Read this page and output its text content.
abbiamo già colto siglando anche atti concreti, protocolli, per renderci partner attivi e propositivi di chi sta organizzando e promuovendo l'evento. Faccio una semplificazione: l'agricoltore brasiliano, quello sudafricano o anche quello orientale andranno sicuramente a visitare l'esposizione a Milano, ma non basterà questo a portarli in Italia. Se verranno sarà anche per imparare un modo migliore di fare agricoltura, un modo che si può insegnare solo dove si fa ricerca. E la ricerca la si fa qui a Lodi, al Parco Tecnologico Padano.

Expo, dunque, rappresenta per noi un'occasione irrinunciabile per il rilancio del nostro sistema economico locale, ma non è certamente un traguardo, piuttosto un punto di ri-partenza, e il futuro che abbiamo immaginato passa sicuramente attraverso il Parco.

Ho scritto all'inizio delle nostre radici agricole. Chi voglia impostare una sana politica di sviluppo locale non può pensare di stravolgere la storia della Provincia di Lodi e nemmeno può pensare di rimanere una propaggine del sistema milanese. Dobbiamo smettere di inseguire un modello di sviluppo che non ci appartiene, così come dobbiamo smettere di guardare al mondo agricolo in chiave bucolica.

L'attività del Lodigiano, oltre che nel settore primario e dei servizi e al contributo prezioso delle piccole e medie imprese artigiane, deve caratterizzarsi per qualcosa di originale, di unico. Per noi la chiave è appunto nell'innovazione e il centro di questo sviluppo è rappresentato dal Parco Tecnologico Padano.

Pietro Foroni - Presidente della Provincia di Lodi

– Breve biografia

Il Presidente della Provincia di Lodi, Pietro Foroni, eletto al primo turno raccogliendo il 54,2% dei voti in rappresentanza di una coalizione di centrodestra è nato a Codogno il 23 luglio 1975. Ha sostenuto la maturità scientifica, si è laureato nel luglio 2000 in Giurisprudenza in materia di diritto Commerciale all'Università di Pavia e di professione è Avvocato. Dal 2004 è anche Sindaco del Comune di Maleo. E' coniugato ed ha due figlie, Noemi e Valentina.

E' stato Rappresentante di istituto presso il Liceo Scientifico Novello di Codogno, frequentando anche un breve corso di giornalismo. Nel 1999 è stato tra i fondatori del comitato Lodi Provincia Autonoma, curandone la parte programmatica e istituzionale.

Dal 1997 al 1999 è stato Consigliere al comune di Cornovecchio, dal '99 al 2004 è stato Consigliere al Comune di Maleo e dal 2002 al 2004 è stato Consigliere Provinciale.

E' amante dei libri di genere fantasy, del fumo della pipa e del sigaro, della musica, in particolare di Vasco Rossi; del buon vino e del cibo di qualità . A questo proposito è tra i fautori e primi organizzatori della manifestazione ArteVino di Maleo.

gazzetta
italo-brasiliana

§ §

Transcribe every entry word for word.

Read this page and output its text content.
abbiamo già colto siglando anche atti concreti, protocolli, per renderci partner attivi e propositivi di chi sta organizzando e promuovendo l'evento. Faccio una semplificazione: l'agricoltore brasiliano, quello sudafricano o anche quello orientale andranno sicuramente a visitare l'esposizione a Milano, ma non basterà questo a portarli in Italia. Se verranno sarà anche per imparare un modo migliore di fare agricoltura, un modo che si può insegnare solo dove si fa ricerca. E la ricerca la si fa qui a Lodi, al Parco Tecnologico Padano.

Expo, dunque, rappresenta per noi un'occasione irrinunciabile per il rilancio del nostro sistema economico locale, ma non è certamente un traguardo, piuttosto un punto di ri-partenza, e il futuro che abbiamo immaginato passa sicuramente attraverso il Parco.

Ho scritto all'inizio delle nostre radici agricole. Chi voglia impostare una sana politica di sviluppo locale non può pensare di stravolgere la storia della Provincia di Lodi e nemmeno può pensare di rimanere una propaggine del sistema milanese. Dobbiamo smettere di inseguire un modello di sviluppo che non ci appartiene, così come dobbiamo smettere di guardare al mondo agricolo in chiave bucolica.

L'attività del Lodigiano, oltre che nel settore primario e dei servizi e al contributo prezioso delle piccole e medie imprese artigiane, deve caratterizzarsi per qualcosa di originale, di unico. Per noi la chiave è appunto nell'innovazione e il centro di questo sviluppo è rappresentato dal Parco Tecnologico Padano.

Pietro Foroni - Presidente della Provincia di Lodi

– Breve biografia

Il Presidente della Provincia di Lodi, Pietro Foroni, eletto al primo turno raccogliendo il 54,2% dei voti in rappresentanza di una coalizione di centrodestra è nato a Codogno il 23 luglio 1975. Ha sostenuto la maturità scientifica, si è laureato nel luglio 2000 in Giurisprudenza in materia di diritto Commerciale all'Università di Pavia e di professione è Avvocato. Dal 2004 è anche Sindaco del Comune di Maleo. E' coniugato ed ha due figlie, Noemi e Valentina.

E' stato Rappresentante di istituto presso il Liceo Scientifico Novello di Codogno, frequentando anche un breve corso di giornalismo. Nel 1999 è stato tra i fondatori del comitato Lodi Provincia Autonoma, curandone la parte programmatica e istituzionale.

Dal 1997 al 1999 è stato Consigliere al comune di Cornovecchio, dal '99 al 2004 è stato Consigliere al Comune di Maleo e dal 2002 al 2004 è stato Consigliere Provinciale.

E' amante dei libri di genere fantasy, del fumo della pipa e del sigaro, della musica, in particolare di Vasco Rossi; del buon vino e del cibo di qualità . A questo proposito è tra i fautori e primi organizzatori della manifestazione ArteVino di Maleo.

gazzetta
italo-brasiliana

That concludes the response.